◆ **Given problem**
How many lines of the records hold the string "完美订单率"? Reply with the number alone.

Data tied to figure images:
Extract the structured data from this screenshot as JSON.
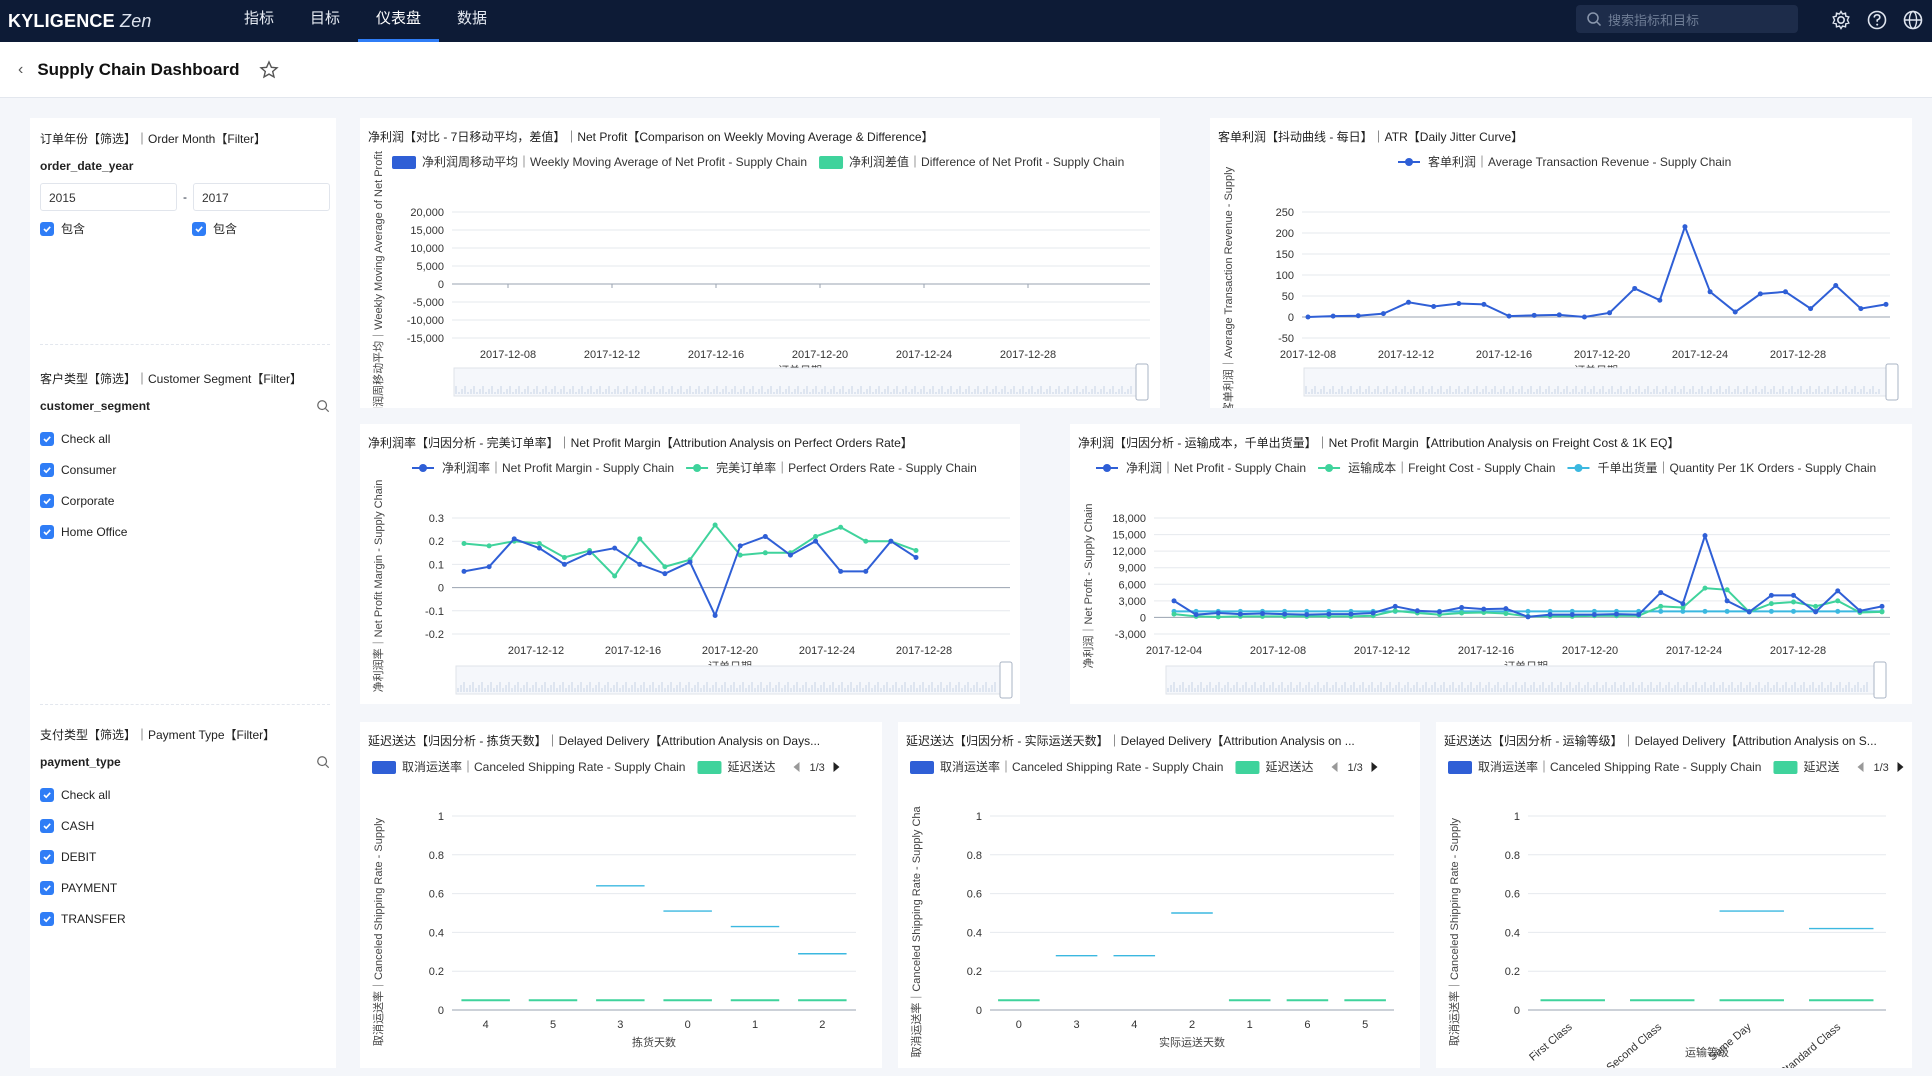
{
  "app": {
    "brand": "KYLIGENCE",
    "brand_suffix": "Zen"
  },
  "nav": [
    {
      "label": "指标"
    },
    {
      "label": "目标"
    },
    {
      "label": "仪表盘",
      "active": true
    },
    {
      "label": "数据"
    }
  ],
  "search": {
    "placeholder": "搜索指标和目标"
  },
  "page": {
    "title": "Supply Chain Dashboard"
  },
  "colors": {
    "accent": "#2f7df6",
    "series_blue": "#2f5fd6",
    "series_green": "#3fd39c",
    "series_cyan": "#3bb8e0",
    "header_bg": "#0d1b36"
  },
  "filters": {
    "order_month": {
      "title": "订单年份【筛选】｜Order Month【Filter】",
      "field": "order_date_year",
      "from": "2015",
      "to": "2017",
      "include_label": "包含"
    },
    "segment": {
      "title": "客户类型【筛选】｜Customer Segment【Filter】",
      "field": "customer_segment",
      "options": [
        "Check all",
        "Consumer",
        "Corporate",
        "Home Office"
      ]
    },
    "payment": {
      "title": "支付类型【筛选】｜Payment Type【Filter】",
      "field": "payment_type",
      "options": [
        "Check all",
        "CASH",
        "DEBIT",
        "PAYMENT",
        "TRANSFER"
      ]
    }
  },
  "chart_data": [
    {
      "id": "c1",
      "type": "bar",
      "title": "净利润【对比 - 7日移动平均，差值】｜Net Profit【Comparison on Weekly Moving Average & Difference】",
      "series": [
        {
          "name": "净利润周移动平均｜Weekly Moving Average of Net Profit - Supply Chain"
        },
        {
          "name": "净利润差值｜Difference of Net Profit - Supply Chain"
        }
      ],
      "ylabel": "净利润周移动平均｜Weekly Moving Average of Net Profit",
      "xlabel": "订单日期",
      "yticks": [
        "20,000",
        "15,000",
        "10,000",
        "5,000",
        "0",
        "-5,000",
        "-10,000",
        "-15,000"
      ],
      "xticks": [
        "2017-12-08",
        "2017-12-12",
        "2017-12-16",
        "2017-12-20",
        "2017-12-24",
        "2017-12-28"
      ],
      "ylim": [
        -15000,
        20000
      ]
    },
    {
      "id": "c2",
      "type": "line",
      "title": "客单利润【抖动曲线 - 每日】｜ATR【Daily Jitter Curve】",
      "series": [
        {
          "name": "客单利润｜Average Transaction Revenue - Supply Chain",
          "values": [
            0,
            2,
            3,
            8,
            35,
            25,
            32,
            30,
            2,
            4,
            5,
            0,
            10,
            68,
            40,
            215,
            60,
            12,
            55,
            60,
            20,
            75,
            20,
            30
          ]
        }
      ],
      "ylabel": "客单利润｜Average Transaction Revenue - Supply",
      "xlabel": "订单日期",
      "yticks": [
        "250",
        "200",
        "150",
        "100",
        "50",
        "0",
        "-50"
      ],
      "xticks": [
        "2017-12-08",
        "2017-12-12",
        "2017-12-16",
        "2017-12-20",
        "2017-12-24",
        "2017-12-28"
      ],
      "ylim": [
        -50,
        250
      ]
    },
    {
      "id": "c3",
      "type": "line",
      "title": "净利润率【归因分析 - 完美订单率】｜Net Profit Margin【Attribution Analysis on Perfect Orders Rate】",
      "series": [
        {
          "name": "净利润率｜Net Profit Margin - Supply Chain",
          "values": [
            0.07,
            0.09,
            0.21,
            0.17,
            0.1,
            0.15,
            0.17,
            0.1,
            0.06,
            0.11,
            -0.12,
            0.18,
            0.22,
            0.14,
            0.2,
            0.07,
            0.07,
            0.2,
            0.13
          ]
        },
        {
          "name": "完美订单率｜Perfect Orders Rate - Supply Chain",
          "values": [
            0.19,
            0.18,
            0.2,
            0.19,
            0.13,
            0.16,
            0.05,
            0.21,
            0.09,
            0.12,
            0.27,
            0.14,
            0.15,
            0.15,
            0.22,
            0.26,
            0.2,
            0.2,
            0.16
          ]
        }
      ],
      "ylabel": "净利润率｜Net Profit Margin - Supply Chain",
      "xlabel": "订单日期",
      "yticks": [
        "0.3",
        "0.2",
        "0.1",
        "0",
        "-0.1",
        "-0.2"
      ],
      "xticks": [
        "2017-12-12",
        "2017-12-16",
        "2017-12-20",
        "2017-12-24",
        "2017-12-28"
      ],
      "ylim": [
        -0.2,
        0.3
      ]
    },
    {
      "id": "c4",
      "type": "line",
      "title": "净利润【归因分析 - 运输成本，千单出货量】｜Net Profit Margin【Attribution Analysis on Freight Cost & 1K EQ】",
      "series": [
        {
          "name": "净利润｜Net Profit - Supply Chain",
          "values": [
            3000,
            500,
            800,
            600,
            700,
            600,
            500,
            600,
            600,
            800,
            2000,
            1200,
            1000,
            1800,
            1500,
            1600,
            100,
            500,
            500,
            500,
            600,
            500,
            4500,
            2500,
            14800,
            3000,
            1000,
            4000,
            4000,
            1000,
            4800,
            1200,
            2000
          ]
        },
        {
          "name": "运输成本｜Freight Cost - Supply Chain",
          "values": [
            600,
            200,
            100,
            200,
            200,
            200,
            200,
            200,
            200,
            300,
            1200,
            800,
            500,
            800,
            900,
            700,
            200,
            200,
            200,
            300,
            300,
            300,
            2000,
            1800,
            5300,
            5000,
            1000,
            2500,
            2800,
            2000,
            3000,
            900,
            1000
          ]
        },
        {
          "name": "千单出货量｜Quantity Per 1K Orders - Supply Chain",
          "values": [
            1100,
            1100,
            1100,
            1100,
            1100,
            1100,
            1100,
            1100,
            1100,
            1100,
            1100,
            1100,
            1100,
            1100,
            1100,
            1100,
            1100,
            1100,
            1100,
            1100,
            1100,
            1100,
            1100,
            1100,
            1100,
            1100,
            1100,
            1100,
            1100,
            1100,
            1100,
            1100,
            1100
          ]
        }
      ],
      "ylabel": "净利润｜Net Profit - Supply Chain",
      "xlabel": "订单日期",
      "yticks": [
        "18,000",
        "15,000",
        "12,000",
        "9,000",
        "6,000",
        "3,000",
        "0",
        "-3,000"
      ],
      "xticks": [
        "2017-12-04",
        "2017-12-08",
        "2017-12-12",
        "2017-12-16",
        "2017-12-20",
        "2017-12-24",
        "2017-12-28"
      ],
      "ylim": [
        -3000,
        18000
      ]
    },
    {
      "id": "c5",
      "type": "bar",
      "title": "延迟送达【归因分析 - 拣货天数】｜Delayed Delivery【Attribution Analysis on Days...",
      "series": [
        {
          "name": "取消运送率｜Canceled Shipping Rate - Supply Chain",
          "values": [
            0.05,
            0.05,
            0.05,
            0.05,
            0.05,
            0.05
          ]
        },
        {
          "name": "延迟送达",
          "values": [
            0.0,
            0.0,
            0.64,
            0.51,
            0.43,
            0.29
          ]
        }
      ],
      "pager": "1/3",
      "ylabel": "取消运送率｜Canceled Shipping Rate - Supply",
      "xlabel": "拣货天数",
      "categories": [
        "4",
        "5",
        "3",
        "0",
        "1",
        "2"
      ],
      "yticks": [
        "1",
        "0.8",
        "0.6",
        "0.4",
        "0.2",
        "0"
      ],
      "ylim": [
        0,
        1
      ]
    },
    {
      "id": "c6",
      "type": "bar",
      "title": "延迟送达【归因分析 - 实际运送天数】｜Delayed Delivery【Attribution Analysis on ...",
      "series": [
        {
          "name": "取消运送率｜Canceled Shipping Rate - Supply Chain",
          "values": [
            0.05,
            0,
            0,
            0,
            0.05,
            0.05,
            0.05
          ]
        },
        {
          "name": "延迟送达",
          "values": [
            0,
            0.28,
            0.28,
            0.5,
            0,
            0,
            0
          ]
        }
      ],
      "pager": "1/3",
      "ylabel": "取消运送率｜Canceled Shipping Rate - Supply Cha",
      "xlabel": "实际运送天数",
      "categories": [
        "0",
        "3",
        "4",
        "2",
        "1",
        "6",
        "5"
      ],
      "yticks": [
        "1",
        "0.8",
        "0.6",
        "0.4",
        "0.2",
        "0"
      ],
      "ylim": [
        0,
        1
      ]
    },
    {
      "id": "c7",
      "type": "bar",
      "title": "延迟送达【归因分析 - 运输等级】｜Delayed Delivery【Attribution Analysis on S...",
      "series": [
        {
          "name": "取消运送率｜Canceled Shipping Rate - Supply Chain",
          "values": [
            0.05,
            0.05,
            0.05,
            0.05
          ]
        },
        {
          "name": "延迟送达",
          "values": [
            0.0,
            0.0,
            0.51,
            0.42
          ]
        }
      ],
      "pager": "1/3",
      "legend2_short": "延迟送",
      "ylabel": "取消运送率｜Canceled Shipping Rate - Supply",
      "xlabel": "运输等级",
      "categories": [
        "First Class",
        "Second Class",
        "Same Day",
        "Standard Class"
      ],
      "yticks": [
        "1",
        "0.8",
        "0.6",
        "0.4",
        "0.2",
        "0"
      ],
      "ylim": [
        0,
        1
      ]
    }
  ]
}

◆ **Expected output**
2